Please count the lines in the data below that contain the string "swatch" with matching case. Reply with only the number.

Provided data:
# # #

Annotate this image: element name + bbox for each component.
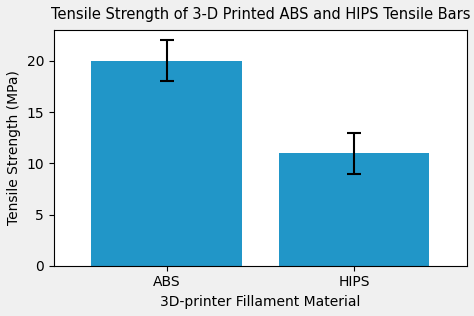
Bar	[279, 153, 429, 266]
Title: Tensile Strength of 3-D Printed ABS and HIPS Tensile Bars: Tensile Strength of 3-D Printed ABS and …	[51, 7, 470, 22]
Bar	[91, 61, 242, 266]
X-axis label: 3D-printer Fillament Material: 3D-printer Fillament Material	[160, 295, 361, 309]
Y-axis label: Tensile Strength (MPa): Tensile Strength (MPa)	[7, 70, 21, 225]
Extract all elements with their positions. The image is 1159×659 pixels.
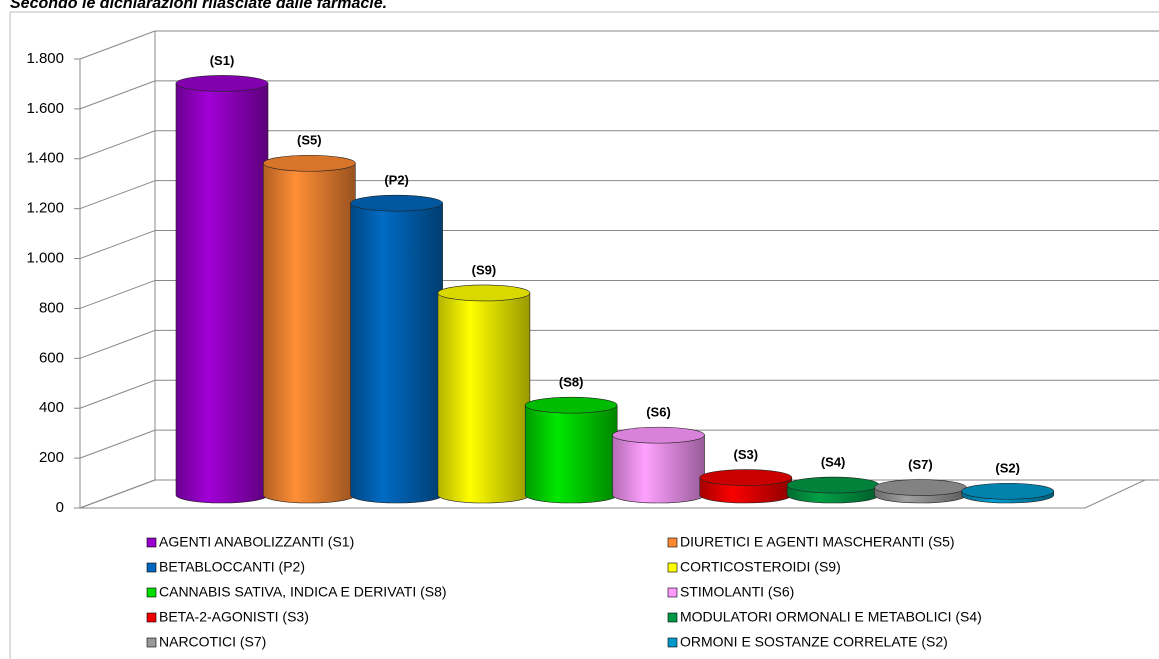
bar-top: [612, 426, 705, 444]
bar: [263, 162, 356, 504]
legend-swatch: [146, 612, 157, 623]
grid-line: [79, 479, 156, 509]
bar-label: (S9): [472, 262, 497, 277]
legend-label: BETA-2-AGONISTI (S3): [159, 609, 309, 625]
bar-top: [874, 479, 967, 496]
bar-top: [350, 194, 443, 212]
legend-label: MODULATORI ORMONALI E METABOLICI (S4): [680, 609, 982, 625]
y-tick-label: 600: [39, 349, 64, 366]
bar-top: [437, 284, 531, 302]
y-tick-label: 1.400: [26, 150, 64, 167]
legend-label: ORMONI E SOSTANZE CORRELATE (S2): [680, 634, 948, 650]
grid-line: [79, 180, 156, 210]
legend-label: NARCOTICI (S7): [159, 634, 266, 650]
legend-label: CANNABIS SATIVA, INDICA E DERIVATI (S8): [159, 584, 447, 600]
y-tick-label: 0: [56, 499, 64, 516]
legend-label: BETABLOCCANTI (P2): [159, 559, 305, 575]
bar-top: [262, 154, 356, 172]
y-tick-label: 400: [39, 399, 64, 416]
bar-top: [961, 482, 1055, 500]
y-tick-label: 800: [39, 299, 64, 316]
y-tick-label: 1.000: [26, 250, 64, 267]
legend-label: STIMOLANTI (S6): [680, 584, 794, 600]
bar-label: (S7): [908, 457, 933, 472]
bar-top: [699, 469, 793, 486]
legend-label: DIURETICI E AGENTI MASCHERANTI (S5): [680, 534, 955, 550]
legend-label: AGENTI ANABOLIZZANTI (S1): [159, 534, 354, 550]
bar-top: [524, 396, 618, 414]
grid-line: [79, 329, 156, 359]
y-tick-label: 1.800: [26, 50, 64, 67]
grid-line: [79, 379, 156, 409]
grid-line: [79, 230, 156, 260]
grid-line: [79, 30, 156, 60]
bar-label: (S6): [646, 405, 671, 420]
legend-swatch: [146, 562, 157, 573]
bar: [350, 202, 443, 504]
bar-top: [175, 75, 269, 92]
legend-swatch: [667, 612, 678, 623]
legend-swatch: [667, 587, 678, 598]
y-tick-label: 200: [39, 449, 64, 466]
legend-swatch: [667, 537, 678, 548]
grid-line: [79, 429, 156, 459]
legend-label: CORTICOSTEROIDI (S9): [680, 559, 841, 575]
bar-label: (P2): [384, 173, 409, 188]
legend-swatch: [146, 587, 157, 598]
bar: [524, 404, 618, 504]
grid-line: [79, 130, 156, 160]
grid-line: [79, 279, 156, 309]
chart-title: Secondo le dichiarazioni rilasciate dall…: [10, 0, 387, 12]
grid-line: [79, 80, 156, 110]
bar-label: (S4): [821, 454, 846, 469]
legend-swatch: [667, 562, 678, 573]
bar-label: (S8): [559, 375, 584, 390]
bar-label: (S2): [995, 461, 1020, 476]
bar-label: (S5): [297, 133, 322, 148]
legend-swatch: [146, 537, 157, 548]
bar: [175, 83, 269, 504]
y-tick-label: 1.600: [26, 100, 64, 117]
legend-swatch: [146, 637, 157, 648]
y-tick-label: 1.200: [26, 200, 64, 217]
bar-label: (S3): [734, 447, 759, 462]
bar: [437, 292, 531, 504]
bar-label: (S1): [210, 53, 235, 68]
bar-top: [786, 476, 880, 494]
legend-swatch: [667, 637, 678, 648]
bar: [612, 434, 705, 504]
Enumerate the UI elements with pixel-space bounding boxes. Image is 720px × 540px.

# # #

Result of the exercise: 10